» **To be done**
Tell me how many lines hold "left", please, using only the number.

» **Data excerpts**
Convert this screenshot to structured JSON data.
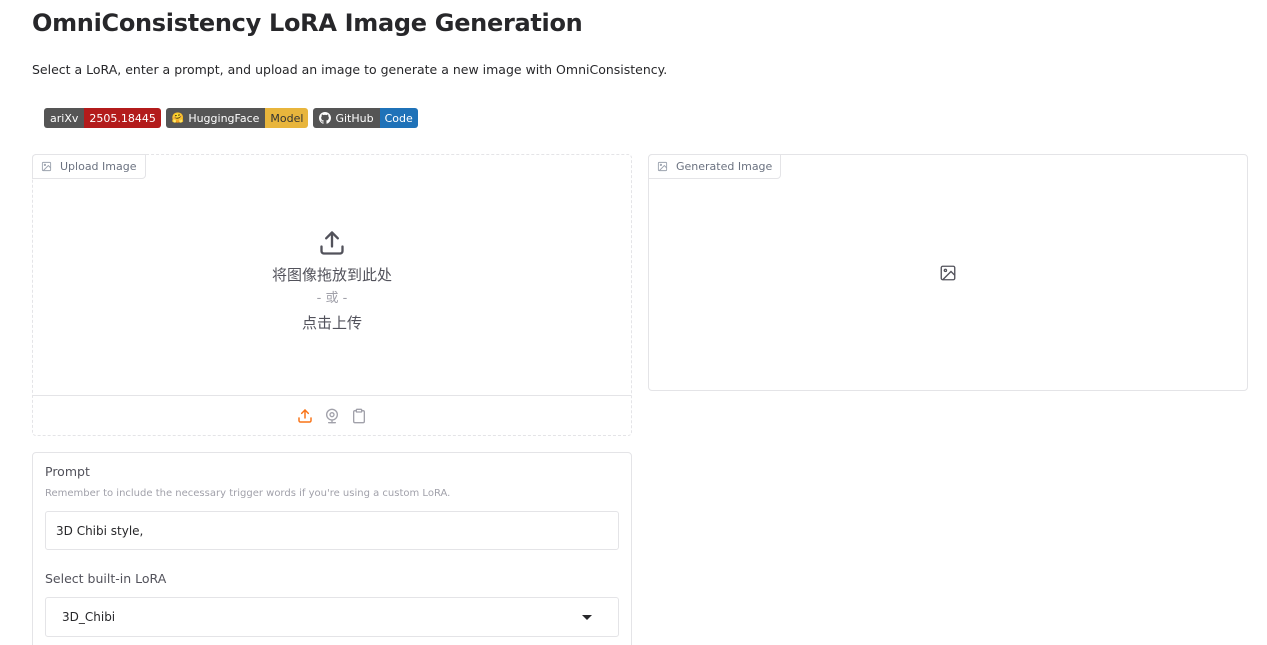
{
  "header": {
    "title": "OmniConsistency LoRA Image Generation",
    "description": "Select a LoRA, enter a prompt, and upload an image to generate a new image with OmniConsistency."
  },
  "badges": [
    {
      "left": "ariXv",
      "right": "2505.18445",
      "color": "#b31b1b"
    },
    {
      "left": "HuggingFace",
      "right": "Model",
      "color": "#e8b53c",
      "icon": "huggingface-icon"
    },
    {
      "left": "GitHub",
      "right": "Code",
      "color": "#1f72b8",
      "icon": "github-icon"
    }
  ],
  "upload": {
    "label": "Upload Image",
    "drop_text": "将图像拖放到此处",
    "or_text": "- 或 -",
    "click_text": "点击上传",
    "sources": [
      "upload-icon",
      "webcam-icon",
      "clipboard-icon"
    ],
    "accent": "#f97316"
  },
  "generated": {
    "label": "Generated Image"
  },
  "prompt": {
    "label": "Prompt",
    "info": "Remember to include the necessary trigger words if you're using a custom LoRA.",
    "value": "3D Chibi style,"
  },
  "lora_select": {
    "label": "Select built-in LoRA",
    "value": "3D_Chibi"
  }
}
==
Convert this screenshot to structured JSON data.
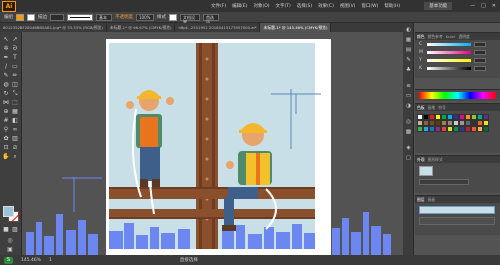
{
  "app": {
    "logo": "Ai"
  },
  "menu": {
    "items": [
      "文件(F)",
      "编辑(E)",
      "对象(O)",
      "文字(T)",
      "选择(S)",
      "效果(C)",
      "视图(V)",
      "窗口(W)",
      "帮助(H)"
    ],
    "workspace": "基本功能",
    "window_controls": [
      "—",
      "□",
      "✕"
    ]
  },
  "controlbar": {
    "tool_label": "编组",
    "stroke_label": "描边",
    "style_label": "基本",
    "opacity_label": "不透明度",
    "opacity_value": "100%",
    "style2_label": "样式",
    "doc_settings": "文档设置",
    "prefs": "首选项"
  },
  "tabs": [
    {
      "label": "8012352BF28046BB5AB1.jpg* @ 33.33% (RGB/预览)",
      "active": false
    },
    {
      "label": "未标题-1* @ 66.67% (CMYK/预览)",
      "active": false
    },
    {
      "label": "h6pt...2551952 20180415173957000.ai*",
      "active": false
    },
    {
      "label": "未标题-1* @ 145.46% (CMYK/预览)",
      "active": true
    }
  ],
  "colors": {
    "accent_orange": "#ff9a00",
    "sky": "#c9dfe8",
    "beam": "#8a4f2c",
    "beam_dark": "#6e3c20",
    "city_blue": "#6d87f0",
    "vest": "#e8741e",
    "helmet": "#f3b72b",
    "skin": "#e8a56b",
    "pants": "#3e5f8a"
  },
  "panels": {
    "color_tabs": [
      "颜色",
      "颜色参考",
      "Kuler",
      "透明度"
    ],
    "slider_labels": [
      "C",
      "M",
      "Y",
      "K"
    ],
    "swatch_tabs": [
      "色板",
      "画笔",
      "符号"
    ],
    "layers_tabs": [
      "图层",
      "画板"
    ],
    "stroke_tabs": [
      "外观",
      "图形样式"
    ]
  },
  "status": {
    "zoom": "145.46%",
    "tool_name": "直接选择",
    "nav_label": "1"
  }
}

» **Output for this task**
3